- _Set task_
Output every entry exactly as written, skipping any pictures.

>> BEGIN Data excerpts

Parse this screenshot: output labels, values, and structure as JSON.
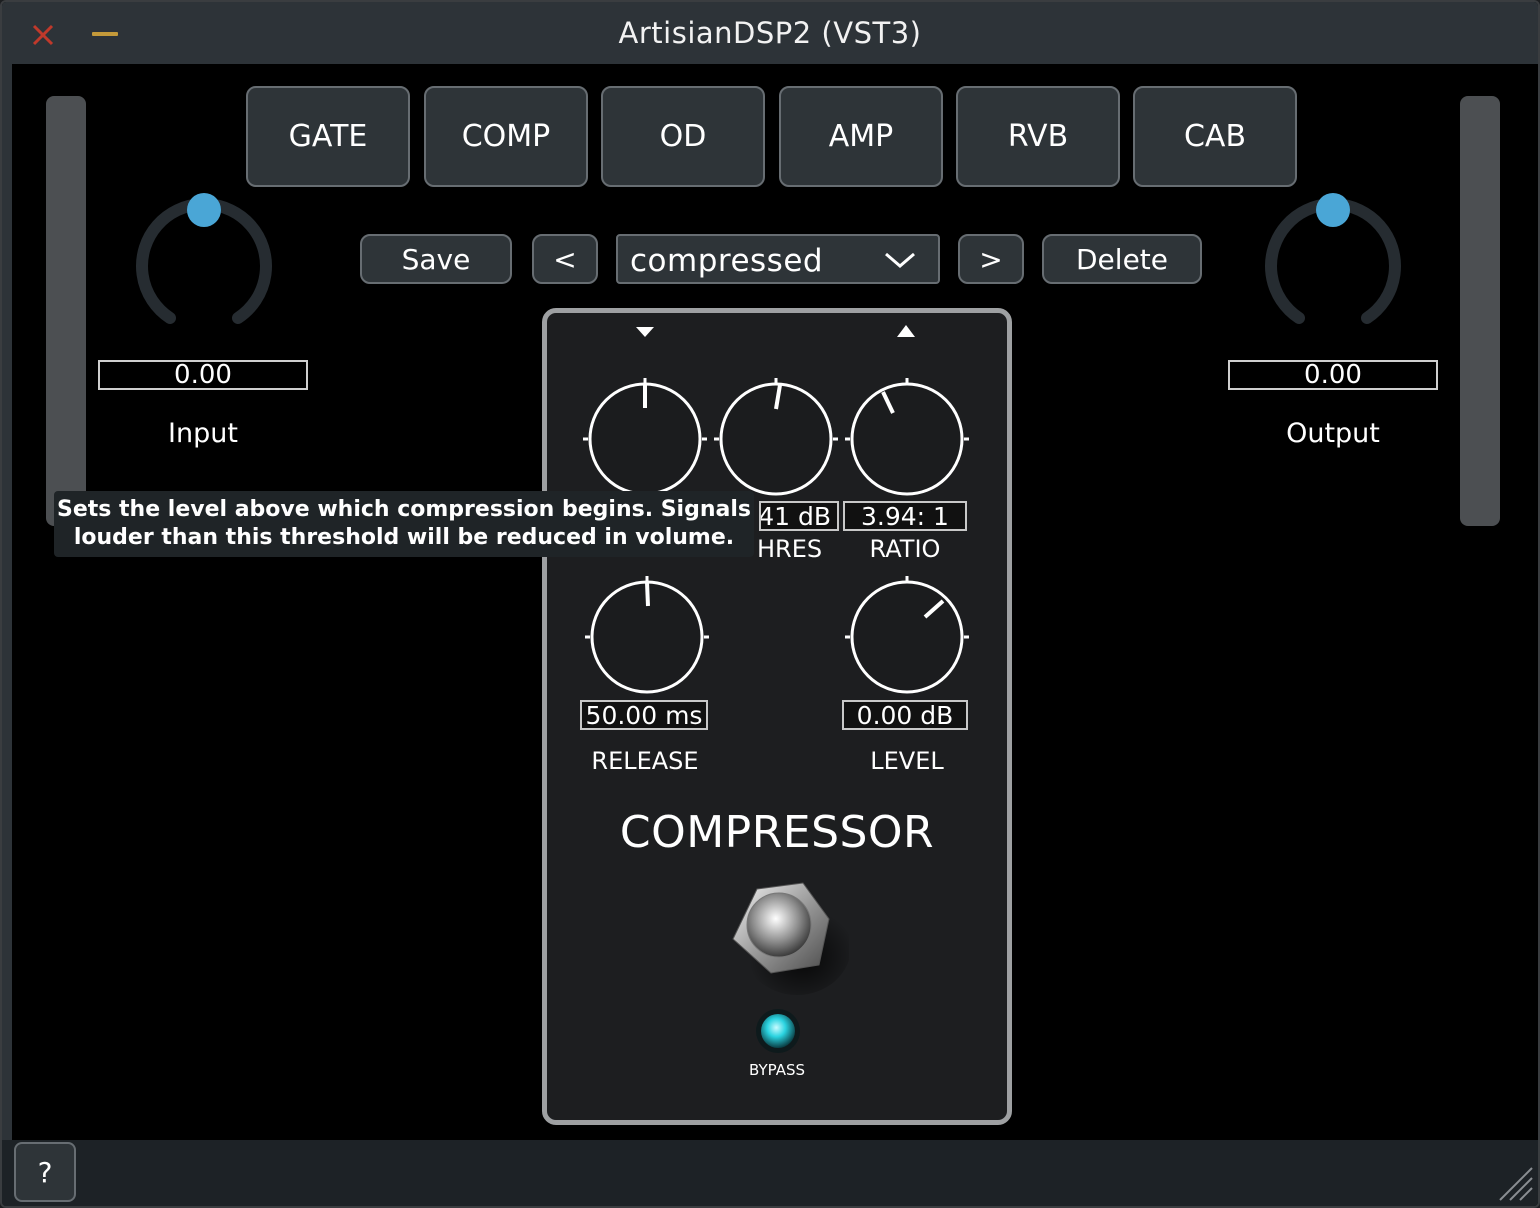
{
  "window": {
    "title": "ArtisianDSP2 (VST3)",
    "close_icon": "close-icon",
    "minimize_icon": "minimize-icon"
  },
  "effects_tabs": [
    "GATE",
    "COMP",
    "OD",
    "AMP",
    "RVB",
    "CAB"
  ],
  "preset_bar": {
    "save_label": "Save",
    "prev_label": "<",
    "preset_name": "compressed",
    "next_label": ">",
    "delete_label": "Delete"
  },
  "input": {
    "label": "Input",
    "value": "0.00"
  },
  "output": {
    "label": "Output",
    "value": "0.00"
  },
  "pedal": {
    "name": "COMPRESSOR",
    "knobs": {
      "threshold": {
        "value": ".41 dB",
        "label": "HRES"
      },
      "ratio": {
        "value": "3.94: 1",
        "label": "RATIO"
      },
      "release": {
        "value": "50.00 ms",
        "label": "RELEASE"
      },
      "level": {
        "value": "0.00 dB",
        "label": "LEVEL"
      }
    },
    "bypass_label": "BYPASS",
    "bypass_led_color": "#2ad3e0"
  },
  "tooltip": {
    "line1": "Sets the level above which compression begins. Signals",
    "line2": "louder than this threshold will be reduced in volume."
  },
  "footer": {
    "help_label": "?"
  },
  "colors": {
    "accent": "#4aa6d6",
    "button_bg": "#2e3438",
    "button_border": "#676d72",
    "title_bar": "#2d3338"
  }
}
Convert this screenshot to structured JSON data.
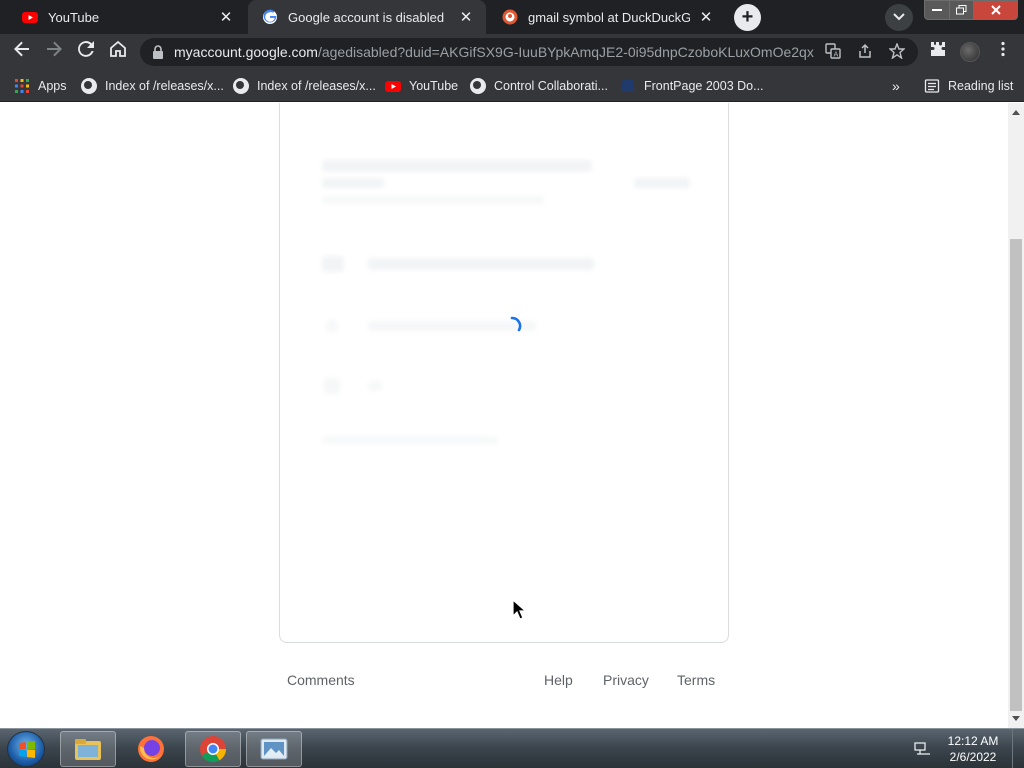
{
  "tabs": [
    {
      "title": "YouTube",
      "favicon": "youtube-icon",
      "active": false
    },
    {
      "title": "Google account is disabled",
      "favicon": "google-icon",
      "active": true
    },
    {
      "title": "gmail symbol at DuckDuckGo",
      "favicon": "duckduckgo-icon",
      "active": false
    }
  ],
  "toolbar": {
    "url_host": "myaccount.google.com",
    "url_path": "/agedisabled?duid=AKGifSX9G-IuuBYpkAmqJE2-0i95dnpCzoboKLuxOmOe2qx..."
  },
  "bookmarks": {
    "items": [
      {
        "label": "Apps",
        "icon": "apps-grid-icon"
      },
      {
        "label": "Index of /releases/x...",
        "icon": "globe-icon"
      },
      {
        "label": "Index of /releases/x...",
        "icon": "globe-icon"
      },
      {
        "label": "YouTube",
        "icon": "youtube-icon"
      },
      {
        "label": "Control Collaborati...",
        "icon": "globe-icon"
      },
      {
        "label": "FrontPage 2003 Do...",
        "icon": "frontpage-icon"
      }
    ],
    "reading_list": "Reading list"
  },
  "footer": {
    "comments": "Comments",
    "help": "Help",
    "privacy": "Privacy",
    "terms": "Terms"
  },
  "taskbar": {
    "time": "12:12 AM",
    "date": "2/6/2022"
  },
  "colors": {
    "chrome_dark": "#202124",
    "chrome_toolbar": "#35363a",
    "youtube_red": "#ff0000",
    "spinner_blue": "#1a73e8",
    "close_red": "#c9463d"
  }
}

>> END Data excerpts

- _Solved exercise_
Parse this screenshot: output labels, values, and structure as JSON.
{
  "window": {
    "title": "ArtisianDSP2 (VST3)",
    "close_icon": "close-icon",
    "minimize_icon": "minimize-icon"
  },
  "effects_tabs": [
    "GATE",
    "COMP",
    "OD",
    "AMP",
    "RVB",
    "CAB"
  ],
  "preset_bar": {
    "save_label": "Save",
    "prev_label": "<",
    "preset_name": "compressed",
    "next_label": ">",
    "delete_label": "Delete"
  },
  "input": {
    "label": "Input",
    "value": "0.00"
  },
  "output": {
    "label": "Output",
    "value": "0.00"
  },
  "pedal": {
    "name": "COMPRESSOR",
    "knobs": {
      "threshold": {
        "value": ".41 dB",
        "label": "HRES"
      },
      "ratio": {
        "value": "3.94: 1",
        "label": "RATIO"
      },
      "release": {
        "value": "50.00 ms",
        "label": "RELEASE"
      },
      "level": {
        "value": "0.00 dB",
        "label": "LEVEL"
      }
    },
    "bypass_label": "BYPASS",
    "bypass_led_color": "#2ad3e0"
  },
  "tooltip": {
    "line1": "Sets the level above which compression begins. Signals",
    "line2": "louder than this threshold will be reduced in volume."
  },
  "footer": {
    "help_label": "?"
  },
  "colors": {
    "accent": "#4aa6d6",
    "button_bg": "#2e3438",
    "button_border": "#676d72",
    "title_bar": "#2d3338"
  }
}
Convert this screenshot to structured JSON data.
{
  "tabs": [
    {
      "title": "YouTube",
      "favicon": "youtube-icon",
      "active": false
    },
    {
      "title": "Google account is disabled",
      "favicon": "google-icon",
      "active": true
    },
    {
      "title": "gmail symbol at DuckDuckGo",
      "favicon": "duckduckgo-icon",
      "active": false
    }
  ],
  "toolbar": {
    "url_host": "myaccount.google.com",
    "url_path": "/agedisabled?duid=AKGifSX9G-IuuBYpkAmqJE2-0i95dnpCzoboKLuxOmOe2qx..."
  },
  "bookmarks": {
    "items": [
      {
        "label": "Apps",
        "icon": "apps-grid-icon"
      },
      {
        "label": "Index of /releases/x...",
        "icon": "globe-icon"
      },
      {
        "label": "Index of /releases/x...",
        "icon": "globe-icon"
      },
      {
        "label": "YouTube",
        "icon": "youtube-icon"
      },
      {
        "label": "Control Collaborati...",
        "icon": "globe-icon"
      },
      {
        "label": "FrontPage 2003 Do...",
        "icon": "frontpage-icon"
      }
    ],
    "reading_list": "Reading list"
  },
  "footer": {
    "comments": "Comments",
    "help": "Help",
    "privacy": "Privacy",
    "terms": "Terms"
  },
  "taskbar": {
    "time": "12:12 AM",
    "date": "2/6/2022"
  },
  "colors": {
    "chrome_dark": "#202124",
    "chrome_toolbar": "#35363a",
    "youtube_red": "#ff0000",
    "spinner_blue": "#1a73e8",
    "close_red": "#c9463d"
  }
}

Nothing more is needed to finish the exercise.